→ **Stored rows**:
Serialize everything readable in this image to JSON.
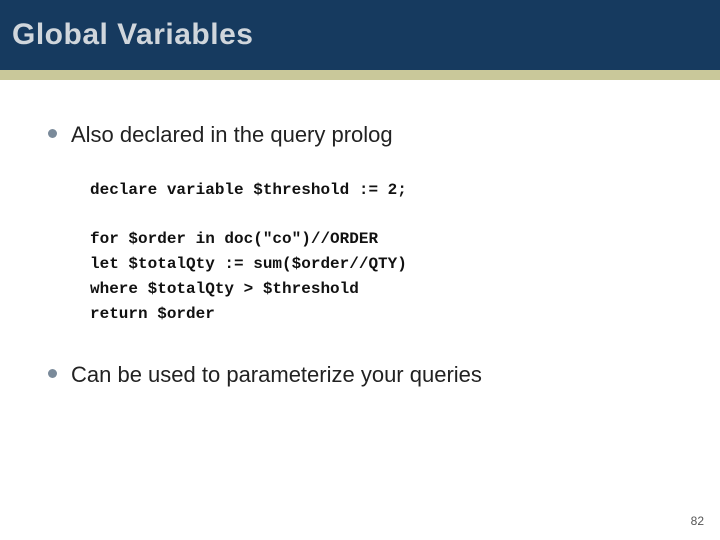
{
  "title": "Global Variables",
  "bullets": {
    "b1": "Also declared in the query prolog",
    "b2": "Can be used to parameterize your queries"
  },
  "code": {
    "decl": "declare variable $threshold := 2;",
    "l1": "for $order in doc(\"co\")//ORDER",
    "l2": "let $totalQty := sum($order//QTY)",
    "l3": "where $totalQty > $threshold",
    "l4": "return $order"
  },
  "slide_number": "82"
}
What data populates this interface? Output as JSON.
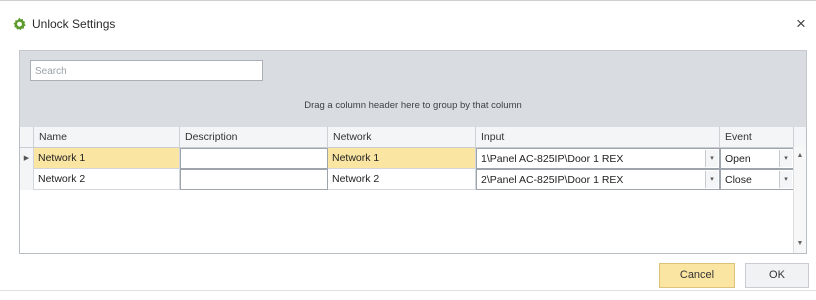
{
  "window": {
    "title": "Unlock Settings",
    "close_glyph": "×"
  },
  "panel": {
    "search_placeholder": "Search",
    "group_hint": "Drag a column header here to group by that column"
  },
  "grid": {
    "columns": [
      "Name",
      "Description",
      "Network",
      "Input",
      "Event"
    ],
    "rows": [
      {
        "indicator": "▶",
        "name": "Network 1",
        "description": "",
        "network": "Network 1",
        "input": "1\\Panel  AC-825IP\\Door 1 REX",
        "event": "Open",
        "selected": true
      },
      {
        "indicator": "",
        "name": "Network 2",
        "description": "",
        "network": "Network 2",
        "input": "2\\Panel  AC-825IP\\Door 1 REX",
        "event": "Close",
        "selected": false
      }
    ],
    "dropdown_glyph": "▾",
    "scroll_up_glyph": "▲",
    "scroll_down_glyph": "▼"
  },
  "buttons": {
    "cancel": "Cancel",
    "ok": "OK"
  },
  "icons": {
    "title_icon": "gear-icon",
    "accent_color": "#fbe5a3",
    "icon_color": "#5a9a2a"
  }
}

→ **Problem**: Above are the records. Copy every line in them holding "order".

→ **Answer to this exercise**:
    "l1": "for $order in doc(\"co\")//ORDER",
    "l2": "let $totalQty := sum($order//QTY)",
    "l4": "return $order"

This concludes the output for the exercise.